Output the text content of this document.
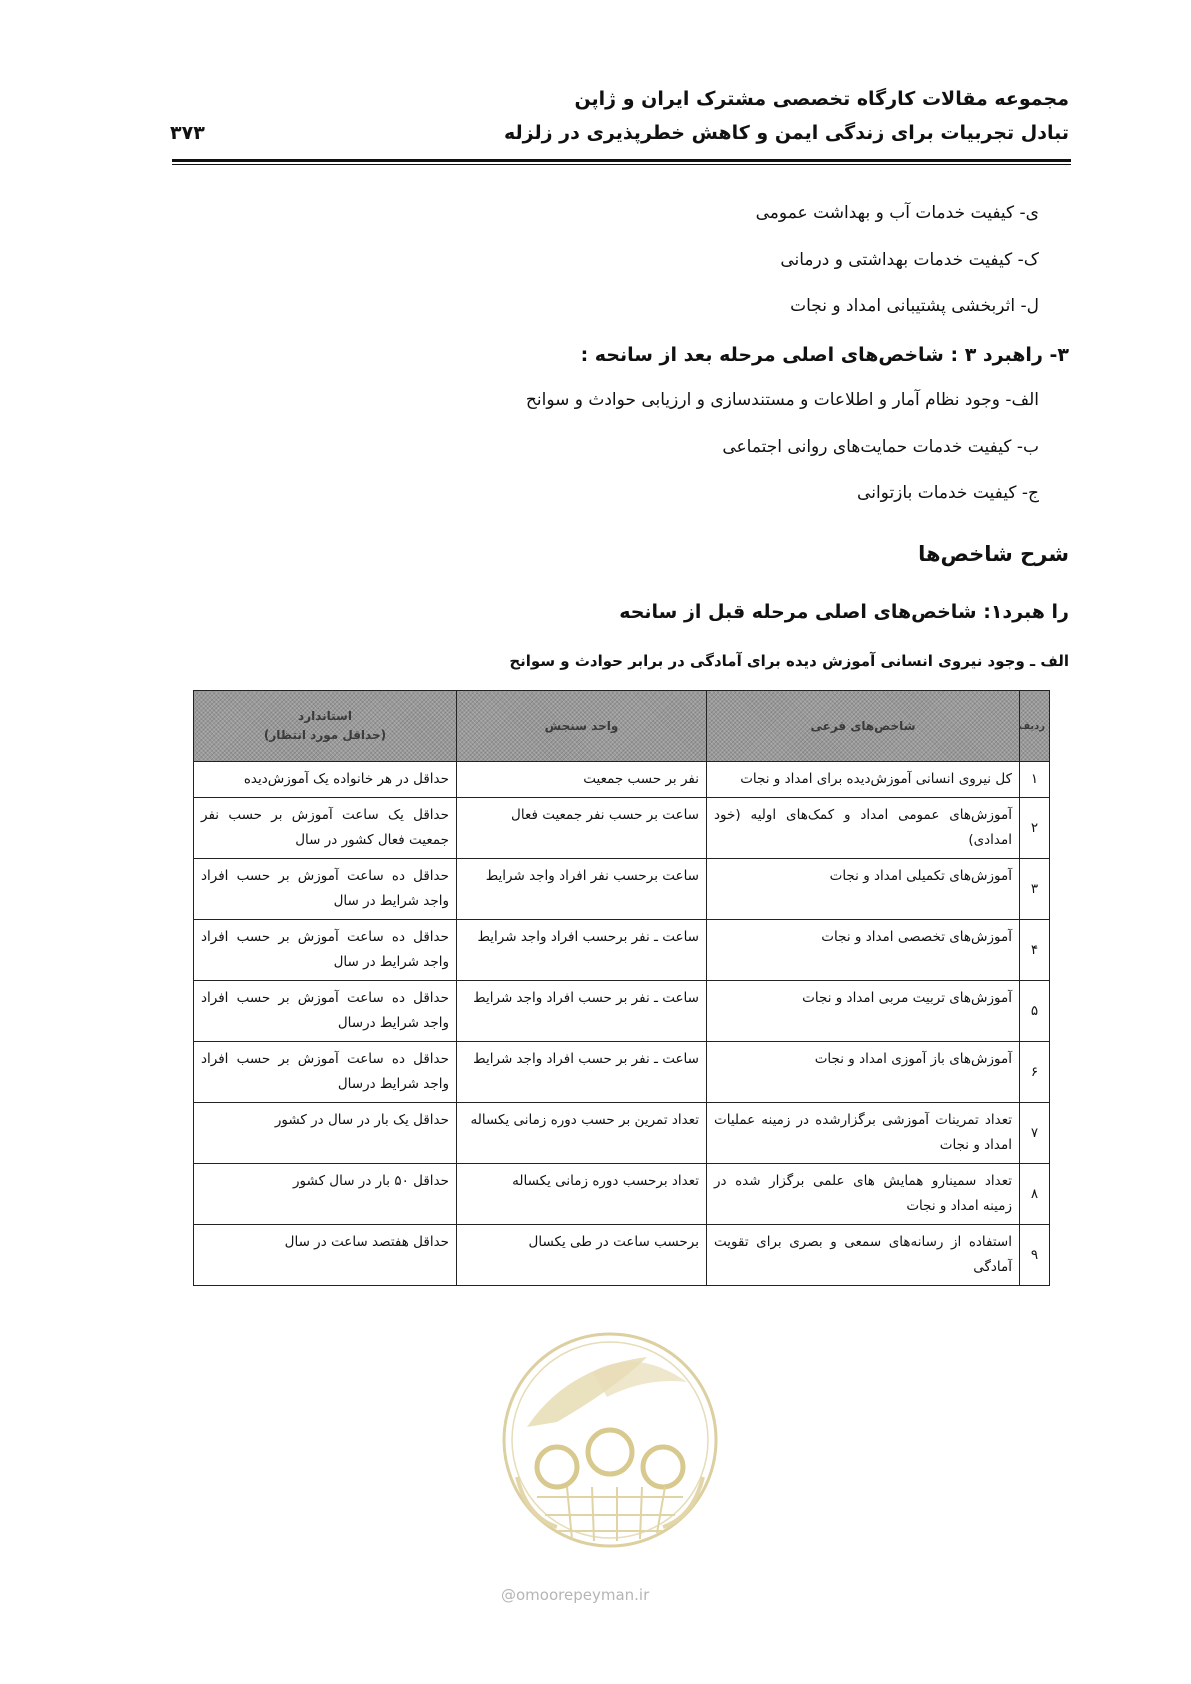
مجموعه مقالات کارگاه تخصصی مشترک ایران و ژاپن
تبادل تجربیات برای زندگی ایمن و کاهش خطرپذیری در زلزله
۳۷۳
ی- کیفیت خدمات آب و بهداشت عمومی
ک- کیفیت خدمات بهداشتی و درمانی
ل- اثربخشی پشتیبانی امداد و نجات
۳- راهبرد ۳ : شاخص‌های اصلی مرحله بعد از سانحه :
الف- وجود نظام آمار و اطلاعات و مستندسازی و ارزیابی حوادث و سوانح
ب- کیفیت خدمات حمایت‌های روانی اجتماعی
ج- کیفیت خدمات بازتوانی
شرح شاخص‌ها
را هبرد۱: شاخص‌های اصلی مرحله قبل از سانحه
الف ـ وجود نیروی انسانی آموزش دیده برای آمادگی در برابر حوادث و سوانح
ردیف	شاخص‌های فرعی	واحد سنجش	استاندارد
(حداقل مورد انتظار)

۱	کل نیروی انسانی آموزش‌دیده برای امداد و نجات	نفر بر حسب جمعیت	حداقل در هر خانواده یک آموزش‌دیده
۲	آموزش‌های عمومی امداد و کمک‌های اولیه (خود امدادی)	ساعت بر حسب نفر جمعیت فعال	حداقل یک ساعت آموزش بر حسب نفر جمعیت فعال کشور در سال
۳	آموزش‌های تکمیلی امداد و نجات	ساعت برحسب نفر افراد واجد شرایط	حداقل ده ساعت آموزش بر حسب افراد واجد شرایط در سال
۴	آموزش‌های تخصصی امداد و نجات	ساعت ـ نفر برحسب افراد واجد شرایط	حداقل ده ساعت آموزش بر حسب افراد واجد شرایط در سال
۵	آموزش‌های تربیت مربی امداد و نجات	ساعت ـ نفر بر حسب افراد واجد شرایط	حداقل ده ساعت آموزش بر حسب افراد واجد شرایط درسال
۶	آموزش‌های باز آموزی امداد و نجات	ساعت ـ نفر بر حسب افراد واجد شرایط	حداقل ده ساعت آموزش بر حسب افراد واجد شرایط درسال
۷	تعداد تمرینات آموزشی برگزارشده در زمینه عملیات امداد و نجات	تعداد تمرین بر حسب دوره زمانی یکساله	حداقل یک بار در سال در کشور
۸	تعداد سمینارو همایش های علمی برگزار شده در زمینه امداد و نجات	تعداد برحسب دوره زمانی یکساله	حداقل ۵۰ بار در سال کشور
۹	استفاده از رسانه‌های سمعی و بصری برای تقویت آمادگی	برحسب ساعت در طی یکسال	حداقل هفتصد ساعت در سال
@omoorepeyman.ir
======
- [Task goal]:
Copy, from the material above, each line in which the string "نیروی" occurs.

- [Expected answer]:
الف ـ وجود نیروی انسانی آموزش دیده برای آمادگی در برابر حوادث و سوانح
۱	کل نیروی انسانی آموزش‌دیده برای امداد و نجات	نفر بر حسب جمعیت	حداقل در هر خانواده یک آموزش‌دیده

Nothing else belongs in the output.